EXERCISE >>
Copy out all the records, word for word.
## start DATA FOR THIS TASK
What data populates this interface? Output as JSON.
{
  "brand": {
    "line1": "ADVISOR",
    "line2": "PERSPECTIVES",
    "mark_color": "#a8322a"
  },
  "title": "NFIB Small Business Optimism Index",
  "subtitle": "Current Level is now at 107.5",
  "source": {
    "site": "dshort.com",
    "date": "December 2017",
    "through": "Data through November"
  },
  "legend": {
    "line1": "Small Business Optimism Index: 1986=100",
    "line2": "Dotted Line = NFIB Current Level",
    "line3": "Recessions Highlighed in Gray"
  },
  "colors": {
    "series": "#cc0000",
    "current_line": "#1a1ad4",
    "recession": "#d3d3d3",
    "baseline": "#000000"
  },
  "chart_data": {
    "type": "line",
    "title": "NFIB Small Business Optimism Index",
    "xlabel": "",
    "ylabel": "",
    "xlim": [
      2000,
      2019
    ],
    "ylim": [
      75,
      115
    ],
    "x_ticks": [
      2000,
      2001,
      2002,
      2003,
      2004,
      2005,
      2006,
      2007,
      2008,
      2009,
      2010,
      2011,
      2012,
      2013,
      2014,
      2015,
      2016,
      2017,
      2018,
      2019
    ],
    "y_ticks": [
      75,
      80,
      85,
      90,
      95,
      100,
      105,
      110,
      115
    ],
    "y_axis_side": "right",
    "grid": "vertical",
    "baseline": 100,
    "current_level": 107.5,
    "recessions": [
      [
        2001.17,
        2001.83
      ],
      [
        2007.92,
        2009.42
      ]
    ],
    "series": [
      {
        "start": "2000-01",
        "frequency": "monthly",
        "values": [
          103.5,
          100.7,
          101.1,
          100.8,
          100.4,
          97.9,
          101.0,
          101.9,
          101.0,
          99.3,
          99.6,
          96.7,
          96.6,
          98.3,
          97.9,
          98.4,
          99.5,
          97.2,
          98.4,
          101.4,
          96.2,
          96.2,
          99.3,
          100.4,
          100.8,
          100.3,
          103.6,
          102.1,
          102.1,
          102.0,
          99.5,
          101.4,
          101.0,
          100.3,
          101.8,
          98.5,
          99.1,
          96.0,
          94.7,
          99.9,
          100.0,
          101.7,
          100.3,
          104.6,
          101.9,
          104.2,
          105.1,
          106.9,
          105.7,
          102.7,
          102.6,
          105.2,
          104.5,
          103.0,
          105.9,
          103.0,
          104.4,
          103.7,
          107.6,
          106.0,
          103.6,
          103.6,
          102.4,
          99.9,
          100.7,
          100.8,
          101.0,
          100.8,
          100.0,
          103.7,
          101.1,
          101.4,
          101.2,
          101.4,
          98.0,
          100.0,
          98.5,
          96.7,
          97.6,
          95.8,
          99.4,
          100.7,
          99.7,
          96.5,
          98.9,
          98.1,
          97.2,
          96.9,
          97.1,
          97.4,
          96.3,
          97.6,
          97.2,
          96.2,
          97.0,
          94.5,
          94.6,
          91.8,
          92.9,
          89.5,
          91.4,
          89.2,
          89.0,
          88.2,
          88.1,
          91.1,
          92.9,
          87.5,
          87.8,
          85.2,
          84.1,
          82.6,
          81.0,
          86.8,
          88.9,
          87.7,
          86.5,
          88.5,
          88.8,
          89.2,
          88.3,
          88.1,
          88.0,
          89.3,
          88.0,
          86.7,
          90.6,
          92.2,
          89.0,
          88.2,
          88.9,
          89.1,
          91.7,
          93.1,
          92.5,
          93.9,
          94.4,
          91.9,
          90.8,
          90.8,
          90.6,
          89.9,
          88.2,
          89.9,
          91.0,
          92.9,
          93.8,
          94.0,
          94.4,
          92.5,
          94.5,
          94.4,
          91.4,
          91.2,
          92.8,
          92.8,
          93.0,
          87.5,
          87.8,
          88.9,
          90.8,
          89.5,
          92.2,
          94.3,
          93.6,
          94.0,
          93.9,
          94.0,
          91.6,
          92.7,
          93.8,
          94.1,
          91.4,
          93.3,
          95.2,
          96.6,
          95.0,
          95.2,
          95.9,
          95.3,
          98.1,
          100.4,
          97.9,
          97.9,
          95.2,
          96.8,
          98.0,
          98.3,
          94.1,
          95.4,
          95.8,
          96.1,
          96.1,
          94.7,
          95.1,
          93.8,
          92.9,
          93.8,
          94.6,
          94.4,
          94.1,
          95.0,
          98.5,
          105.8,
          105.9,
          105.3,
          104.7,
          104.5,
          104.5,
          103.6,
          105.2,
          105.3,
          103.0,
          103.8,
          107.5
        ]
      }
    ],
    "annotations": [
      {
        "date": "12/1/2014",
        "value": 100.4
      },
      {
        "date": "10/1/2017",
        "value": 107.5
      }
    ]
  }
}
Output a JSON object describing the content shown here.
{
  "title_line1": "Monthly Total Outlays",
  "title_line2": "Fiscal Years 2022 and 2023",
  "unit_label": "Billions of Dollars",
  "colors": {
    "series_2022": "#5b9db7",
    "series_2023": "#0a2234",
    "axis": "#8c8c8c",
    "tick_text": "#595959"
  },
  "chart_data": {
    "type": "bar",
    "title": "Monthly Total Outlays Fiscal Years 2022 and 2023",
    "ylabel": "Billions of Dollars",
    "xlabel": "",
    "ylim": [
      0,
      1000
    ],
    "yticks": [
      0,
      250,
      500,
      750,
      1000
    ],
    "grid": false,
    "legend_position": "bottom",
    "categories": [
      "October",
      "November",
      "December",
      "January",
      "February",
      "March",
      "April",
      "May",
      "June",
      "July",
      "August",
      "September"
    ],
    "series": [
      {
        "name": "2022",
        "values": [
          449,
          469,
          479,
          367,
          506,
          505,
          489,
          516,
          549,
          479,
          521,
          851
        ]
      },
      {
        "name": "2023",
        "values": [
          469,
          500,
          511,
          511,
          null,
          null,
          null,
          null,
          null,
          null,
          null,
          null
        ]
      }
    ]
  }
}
## end DATA FOR THIS TASK
CORRECT RESULT >>
What data populates this interface? Output as JSON.
{
  "brand": {
    "line1": "ADVISOR",
    "line2": "PERSPECTIVES",
    "mark_color": "#a8322a"
  },
  "title": "NFIB Small Business Optimism Index",
  "subtitle": "Current Level is now at 107.5",
  "source": {
    "site": "dshort.com",
    "date": "December 2017",
    "through": "Data through November"
  },
  "legend": {
    "line1": "Small Business Optimism Index: 1986=100",
    "line2": "Dotted Line = NFIB Current Level",
    "line3": "Recessions Highlighed in Gray"
  },
  "colors": {
    "series": "#cc0000",
    "current_line": "#1a1ad4",
    "recession": "#d3d3d3",
    "baseline": "#000000"
  },
  "chart_data": {
    "type": "line",
    "title": "NFIB Small Business Optimism Index",
    "xlabel": "",
    "ylabel": "",
    "xlim": [
      2000,
      2019
    ],
    "ylim": [
      75,
      115
    ],
    "x_ticks": [
      2000,
      2001,
      2002,
      2003,
      2004,
      2005,
      2006,
      2007,
      2008,
      2009,
      2010,
      2011,
      2012,
      2013,
      2014,
      2015,
      2016,
      2017,
      2018,
      2019
    ],
    "y_ticks": [
      75,
      80,
      85,
      90,
      95,
      100,
      105,
      110,
      115
    ],
    "y_axis_side": "right",
    "grid": "vertical",
    "baseline": 100,
    "current_level": 107.5,
    "recessions": [
      [
        2001.17,
        2001.83
      ],
      [
        2007.92,
        2009.42
      ]
    ],
    "series": [
      {
        "start": "2000-01",
        "frequency": "monthly",
        "values": [
          103.5,
          100.7,
          101.1,
          100.8,
          100.4,
          97.9,
          101.0,
          101.9,
          101.0,
          99.3,
          99.6,
          96.7,
          96.6,
          98.3,
          97.9,
          98.4,
          99.5,
          97.2,
          98.4,
          101.4,
          96.2,
          96.2,
          99.3,
          100.4,
          100.8,
          100.3,
          103.6,
          102.1,
          102.1,
          102.0,
          99.5,
          101.4,
          101.0,
          100.3,
          101.8,
          98.5,
          99.1,
          96.0,
          94.7,
          99.9,
          100.0,
          101.7,
          100.3,
          104.6,
          101.9,
          104.2,
          105.1,
          106.9,
          105.7,
          102.7,
          102.6,
          105.2,
          104.5,
          103.0,
          105.9,
          103.0,
          104.4,
          103.7,
          107.6,
          106.0,
          103.6,
          103.6,
          102.4,
          99.9,
          100.7,
          100.8,
          101.0,
          100.8,
          100.0,
          103.7,
          101.1,
          101.4,
          101.2,
          101.4,
          98.0,
          100.0,
          98.5,
          96.7,
          97.6,
          95.8,
          99.4,
          100.7,
          99.7,
          96.5,
          98.9,
          98.1,
          97.2,
          96.9,
          97.1,
          97.4,
          96.3,
          97.6,
          97.2,
          96.2,
          97.0,
          94.5,
          94.6,
          91.8,
          92.9,
          89.5,
          91.4,
          89.2,
          89.0,
          88.2,
          88.1,
          91.1,
          92.9,
          87.5,
          87.8,
          85.2,
          84.1,
          82.6,
          81.0,
          86.8,
          88.9,
          87.7,
          86.5,
          88.5,
          88.8,
          89.2,
          88.3,
          88.1,
          88.0,
          89.3,
          88.0,
          86.7,
          90.6,
          92.2,
          89.0,
          88.2,
          88.9,
          89.1,
          91.7,
          93.1,
          92.5,
          93.9,
          94.4,
          91.9,
          90.8,
          90.8,
          90.6,
          89.9,
          88.2,
          89.9,
          91.0,
          92.9,
          93.8,
          94.0,
          94.4,
          92.5,
          94.5,
          94.4,
          91.4,
          91.2,
          92.8,
          92.8,
          93.0,
          87.5,
          87.8,
          88.9,
          90.8,
          89.5,
          92.2,
          94.3,
          93.6,
          94.0,
          93.9,
          94.0,
          91.6,
          92.7,
          93.8,
          94.1,
          91.4,
          93.3,
          95.2,
          96.6,
          95.0,
          95.2,
          95.9,
          95.3,
          98.1,
          100.4,
          97.9,
          97.9,
          95.2,
          96.8,
          98.0,
          98.3,
          94.1,
          95.4,
          95.8,
          96.1,
          96.1,
          94.7,
          95.1,
          93.8,
          92.9,
          93.8,
          94.6,
          94.4,
          94.1,
          95.0,
          98.5,
          105.8,
          105.9,
          105.3,
          104.7,
          104.5,
          104.5,
          103.6,
          105.2,
          105.3,
          103.0,
          103.8,
          107.5
        ]
      }
    ],
    "annotations": [
      {
        "date": "12/1/2014",
        "value": 100.4
      },
      {
        "date": "10/1/2017",
        "value": 107.5
      }
    ]
  }
}
Output a JSON object describing the content shown here.
{
  "title_line1": "Monthly Total Outlays",
  "title_line2": "Fiscal Years 2022 and 2023",
  "unit_label": "Billions of Dollars",
  "colors": {
    "series_2022": "#5b9db7",
    "series_2023": "#0a2234",
    "axis": "#8c8c8c",
    "tick_text": "#595959"
  },
  "chart_data": {
    "type": "bar",
    "title": "Monthly Total Outlays Fiscal Years 2022 and 2023",
    "ylabel": "Billions of Dollars",
    "xlabel": "",
    "ylim": [
      0,
      1000
    ],
    "yticks": [
      0,
      250,
      500,
      750,
      1000
    ],
    "grid": false,
    "legend_position": "bottom",
    "categories": [
      "October",
      "November",
      "December",
      "January",
      "February",
      "March",
      "April",
      "May",
      "June",
      "July",
      "August",
      "September"
    ],
    "series": [
      {
        "name": "2022",
        "values": [
          449,
          469,
          479,
          367,
          506,
          505,
          489,
          516,
          549,
          479,
          521,
          851
        ]
      },
      {
        "name": "2023",
        "values": [
          469,
          500,
          511,
          511,
          null,
          null,
          null,
          null,
          null,
          null,
          null,
          null
        ]
      }
    ]
  }
}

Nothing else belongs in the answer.